== WHAT YOU NEED TO DO ==
Every entry that follows should be repeated exactly; drop the images.

== RECORDS FOR PROCESSING ==
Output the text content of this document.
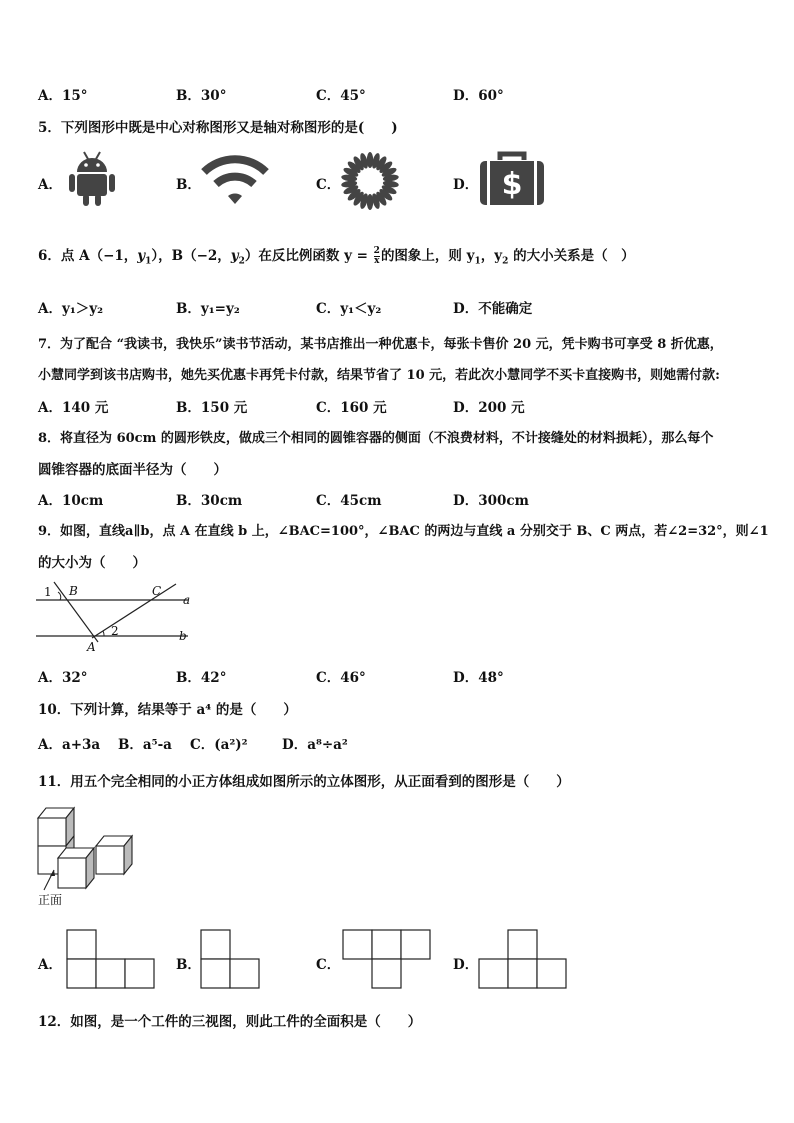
A．15°	B．30°	C．45°	D．60°
5．下列图形中既是中心对称图形又是轴对称图形的是(　　)
A．	B．	C．	D． $
6．点 A（−1，$y_1$），B（−2，$y_2$）在反比例函数 $y = \frac{2}{x}$ 的图象上，则 $y_1$，$y_2$ 的大小关系是（　）
A．y₁＞y₂	B．y₁=y₂	C．y₁＜y₂	D．不能确定
7．为了配合 “我读书，我快乐”读书节活动，某书店推出一种优惠卡，每张卡售价 20 元，凭卡购书可享受 8 折优惠，
小慧同学到该书店购书，她先买优惠卡再凭卡付款，结果节省了 10 元，若此次小慧同学不买卡直接购书，则她需付款:
A．140 元	B．150 元	C．160 元	D．200 元
8．将直径为 60cm 的圆形铁皮，做成三个相同的圆锥容器的侧面（不浪费材料，不计接缝处的材料损耗），那么每个
圆锥容器的底面半径为（　　）
A．10cm	B．30cm	C．45cm	D．300cm
9．如图，直线a∥b，点 A 在直线 b 上，∠BAC=100°，∠BAC 的两边与直线 a 分别交于 B、C 两点，若∠2=32°，则∠1
的大小为（　　）
1 B	C
a
A
2	b
A．32°	B．42°	C．46°	D．48°
10．下列计算，结果等于 a⁴ 的是（　　）
A．a+3a B．a⁵-a C．(a²)²	D．a⁸÷a²
11．用五个完全相同的小正方体组成如图所示的立体图形，从正面看到的图形是（　　）
正面
A．	B．	C．	D．
12．如图，是一个工件的三视图，则此工件的全面积是（　　）
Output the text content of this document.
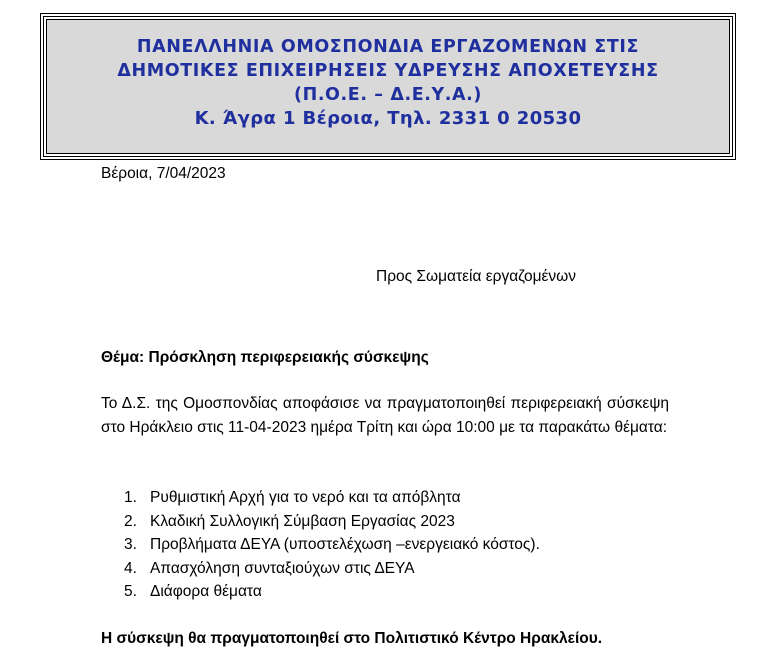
ΠΑΝΕΛΛΗΝΙΑ ΟΜΟΣΠΟΝΔΙΑ ΕΡΓΑΖΟΜΕΝΩΝ ΣΤΙΣ
ΔΗΜΟΤΙΚΕΣ ΕΠΙΧΕΙΡΗΣΕΙΣ ΥΔΡΕΥΣΗΣ ΑΠΟΧΕΤΕΥΣΗΣ
(Π.Ο.Ε. – Δ.Ε.Υ.Α.)
Κ. Άγρα 1 Βέροια, Τηλ. 2331 0 20530
Βέροια, 7/04/2023
Προς Σωματεία εργαζομένων
Θέμα: Πρόσκληση περιφερειακής σύσκεψης
Το Δ.Σ. της Ομοσπονδίας αποφάσισε να πραγματοποιηθεί περιφερειακή σύσκεψη στο Ηράκλειο στις 11-04-2023 ημέρα Τρίτη και ώρα 10:00 με τα παρακάτω θέματα:
1. Ρυθμιστική Αρχή για το νερό και τα απόβλητα
2. Κλαδική Συλλογική Σύμβαση Εργασίας 2023
3. Προβλήματα ΔΕΥΑ (υποστελέχωση –ενεργειακό κόστος).
4. Απασχόληση συνταξιούχων στις ΔΕΥΑ
5. Διάφορα θέματα
Η σύσκεψη θα πραγματοποιηθεί στο Πολιτιστικό Κέντρο Ηρακλείου.
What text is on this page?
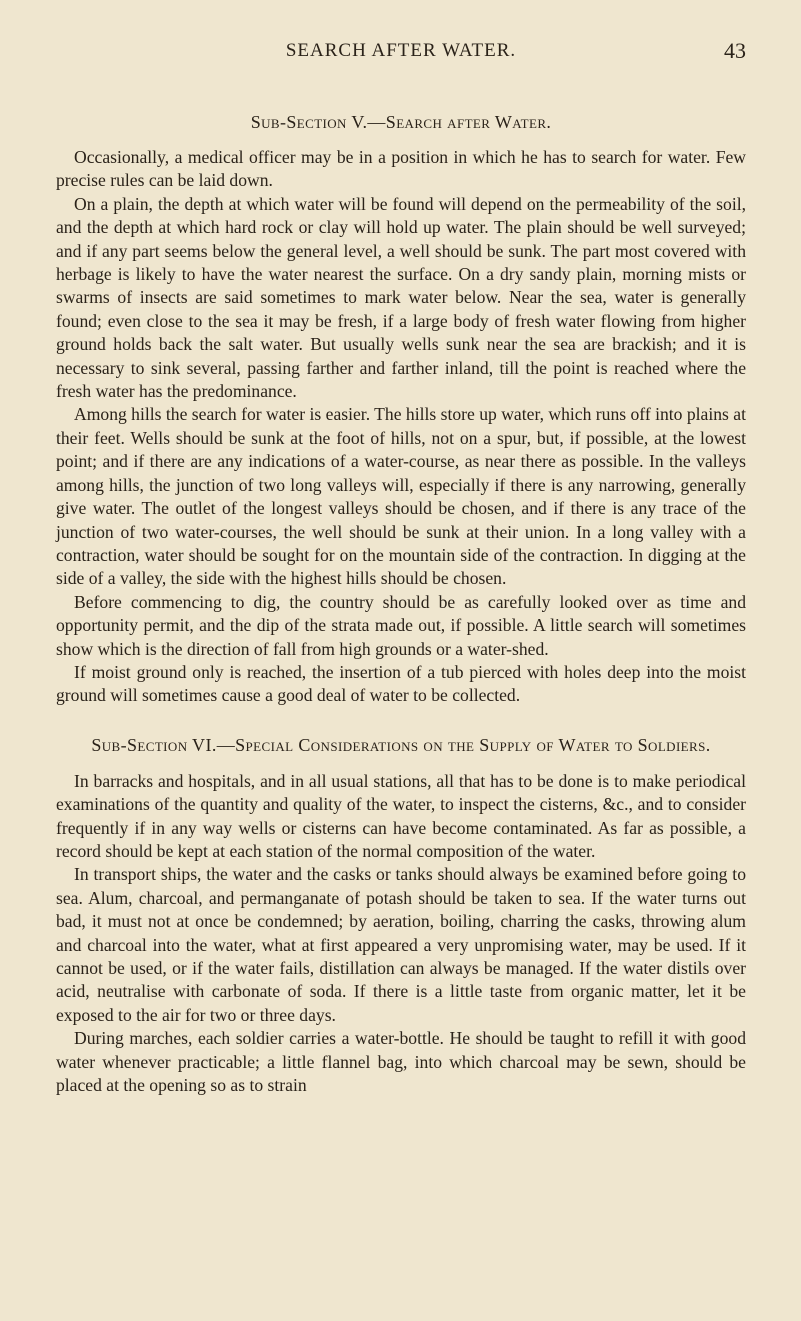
SEARCH AFTER WATER.	43
Sub-Section V.—Search after Water.

Occasionally, a medical officer may be in a position in which he has to search for water. Few precise rules can be laid down.

On a plain, the depth at which water will be found will depend on the permeability of the soil, and the depth at which hard rock or clay will hold up water. The plain should be well surveyed; and if any part seems below the general level, a well should be sunk. The part most covered with herbage is likely to have the water nearest the surface. On a dry sandy plain, morning mists or swarms of insects are said sometimes to mark water below. Near the sea, water is generally found; even close to the sea it may be fresh, if a large body of fresh water flowing from higher ground holds back the salt water. But usually wells sunk near the sea are brackish; and it is necessary to sink several, passing farther and farther inland, till the point is reached where the fresh water has the predominance.

Among hills the search for water is easier. The hills store up water, which runs off into plains at their feet. Wells should be sunk at the foot of hills, not on a spur, but, if possible, at the lowest point; and if there are any indications of a water-course, as near there as possible. In the valleys among hills, the junction of two long valleys will, especially if there is any narrowing, generally give water. The outlet of the longest valleys should be chosen, and if there is any trace of the junction of two water-courses, the well should be sunk at their union. In a long valley with a contraction, water should be sought for on the mountain side of the contraction. In digging at the side of a valley, the side with the highest hills should be chosen.

Before commencing to dig, the country should be as carefully looked over as time and opportunity permit, and the dip of the strata made out, if possible. A little search will sometimes show which is the direction of fall from high grounds or a water-shed.

If moist ground only is reached, the insertion of a tub pierced with holes deep into the moist ground will sometimes cause a good deal of water to be collected.

Sub-Section VI.—Special Considerations on the Supply of Water to Soldiers.

In barracks and hospitals, and in all usual stations, all that has to be done is to make periodical examinations of the quantity and quality of the water, to inspect the cisterns, &c., and to consider frequently if in any way wells or cisterns can have become contaminated. As far as possible, a record should be kept at each station of the normal composition of the water.

In transport ships, the water and the casks or tanks should always be examined before going to sea. Alum, charcoal, and permanganate of potash should be taken to sea. If the water turns out bad, it must not at once be condemned; by aeration, boiling, charring the casks, throwing alum and charcoal into the water, what at first appeared a very unpromising water, may be used. If it cannot be used, or if the water fails, distillation can always be managed. If the water distils over acid, neutralise with carbonate of soda. If there is a little taste from organic matter, let it be exposed to the air for two or three days.

During marches, each soldier carries a water-bottle. He should be taught to refill it with good water whenever practicable; a little flannel bag, into which charcoal may be sewn, should be placed at the opening so as to strain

== COMPLETED TASK ==
Output the text content of this document.
A．15°	B．30°	C．45°	D．60°
5．下列图形中既是中心对称图形又是轴对称图形的是(　　)
A．	B．	C．	D． $
6．点 A（−1，$y_1$），B（−2，$y_2$）在反比例函数 $y = \frac{2}{x}$ 的图象上，则 $y_1$，$y_2$ 的大小关系是（　）
A．y₁＞y₂	B．y₁=y₂	C．y₁＜y₂	D．不能确定
7．为了配合 “我读书，我快乐”读书节活动，某书店推出一种优惠卡，每张卡售价 20 元，凭卡购书可享受 8 折优惠，
小慧同学到该书店购书，她先买优惠卡再凭卡付款，结果节省了 10 元，若此次小慧同学不买卡直接购书，则她需付款:
A．140 元	B．150 元	C．160 元	D．200 元
8．将直径为 60cm 的圆形铁皮，做成三个相同的圆锥容器的侧面（不浪费材料，不计接缝处的材料损耗），那么每个
圆锥容器的底面半径为（　　）
A．10cm	B．30cm	C．45cm	D．300cm
9．如图，直线a∥b，点 A 在直线 b 上，∠BAC=100°，∠BAC 的两边与直线 a 分别交于 B、C 两点，若∠2=32°，则∠1
的大小为（　　）
1 B	C
a
A
2	b
A．32°	B．42°	C．46°	D．48°
10．下列计算，结果等于 a⁴ 的是（　　）
A．a+3a B．a⁵-a C．(a²)²	D．a⁸÷a²
11．用五个完全相同的小正方体组成如图所示的立体图形，从正面看到的图形是（　　）
正面
A．	B．	C．	D．
12．如图，是一个工件的三视图，则此工件的全面积是（　　）
Output the text content of this document.
ΠΑΝΕΛΛΗΝΙΑ ΟΜΟΣΠΟΝΔΙΑ ΕΡΓΑΖΟΜΕΝΩΝ ΣΤΙΣ
ΔΗΜΟΤΙΚΕΣ ΕΠΙΧΕΙΡΗΣΕΙΣ ΥΔΡΕΥΣΗΣ ΑΠΟΧΕΤΕΥΣΗΣ
(Π.Ο.Ε. – Δ.Ε.Υ.Α.)
Κ. Άγρα 1 Βέροια, Τηλ. 2331 0 20530
Βέροια, 7/04/2023
Προς Σωματεία εργαζομένων
Θέμα: Πρόσκληση περιφερειακής σύσκεψης
Το Δ.Σ. της Ομοσπονδίας αποφάσισε να πραγματοποιηθεί περιφερειακή σύσκεψη στο Ηράκλειο στις 11-04-2023 ημέρα Τρίτη και ώρα 10:00 με τα παρακάτω θέματα:
1. Ρυθμιστική Αρχή για το νερό και τα απόβλητα
2. Κλαδική Συλλογική Σύμβαση Εργασίας 2023
3. Προβλήματα ΔΕΥΑ (υποστελέχωση –ενεργειακό κόστος).
4. Απασχόληση συνταξιούχων στις ΔΕΥΑ
5. Διάφορα θέματα
Η σύσκεψη θα πραγματοποιηθεί στο Πολιτιστικό Κέντρο Ηρακλείου.
What text is on this page?
SEARCH AFTER WATER.	43
Sub-Section V.—Search after Water.

Occasionally, a medical officer may be in a position in which he has to search for water. Few precise rules can be laid down.

On a plain, the depth at which water will be found will depend on the permeability of the soil, and the depth at which hard rock or clay will hold up water. The plain should be well surveyed; and if any part seems below the general level, a well should be sunk. The part most covered with herbage is likely to have the water nearest the surface. On a dry sandy plain, morning mists or swarms of insects are said sometimes to mark water below. Near the sea, water is generally found; even close to the sea it may be fresh, if a large body of fresh water flowing from higher ground holds back the salt water. But usually wells sunk near the sea are brackish; and it is necessary to sink several, passing farther and farther inland, till the point is reached where the fresh water has the predominance.

Among hills the search for water is easier. The hills store up water, which runs off into plains at their feet. Wells should be sunk at the foot of hills, not on a spur, but, if possible, at the lowest point; and if there are any indications of a water-course, as near there as possible. In the valleys among hills, the junction of two long valleys will, especially if there is any narrowing, generally give water. The outlet of the longest valleys should be chosen, and if there is any trace of the junction of two water-courses, the well should be sunk at their union. In a long valley with a contraction, water should be sought for on the mountain side of the contraction. In digging at the side of a valley, the side with the highest hills should be chosen.

Before commencing to dig, the country should be as carefully looked over as time and opportunity permit, and the dip of the strata made out, if possible. A little search will sometimes show which is the direction of fall from high grounds or a water-shed.

If moist ground only is reached, the insertion of a tub pierced with holes deep into the moist ground will sometimes cause a good deal of water to be collected.

Sub-Section VI.—Special Considerations on the Supply of Water to Soldiers.

In barracks and hospitals, and in all usual stations, all that has to be done is to make periodical examinations of the quantity and quality of the water, to inspect the cisterns, &c., and to consider frequently if in any way wells or cisterns can have become contaminated. As far as possible, a record should be kept at each station of the normal composition of the water.

In transport ships, the water and the casks or tanks should always be examined before going to sea. Alum, charcoal, and permanganate of potash should be taken to sea. If the water turns out bad, it must not at once be condemned; by aeration, boiling, charring the casks, throwing alum and charcoal into the water, what at first appeared a very unpromising water, may be used. If it cannot be used, or if the water fails, distillation can always be managed. If the water distils over acid, neutralise with carbonate of soda. If there is a little taste from organic matter, let it be exposed to the air for two or three days.

During marches, each soldier carries a water-bottle. He should be taught to refill it with good water whenever practicable; a little flannel bag, into which charcoal may be sewn, should be placed at the opening so as to strain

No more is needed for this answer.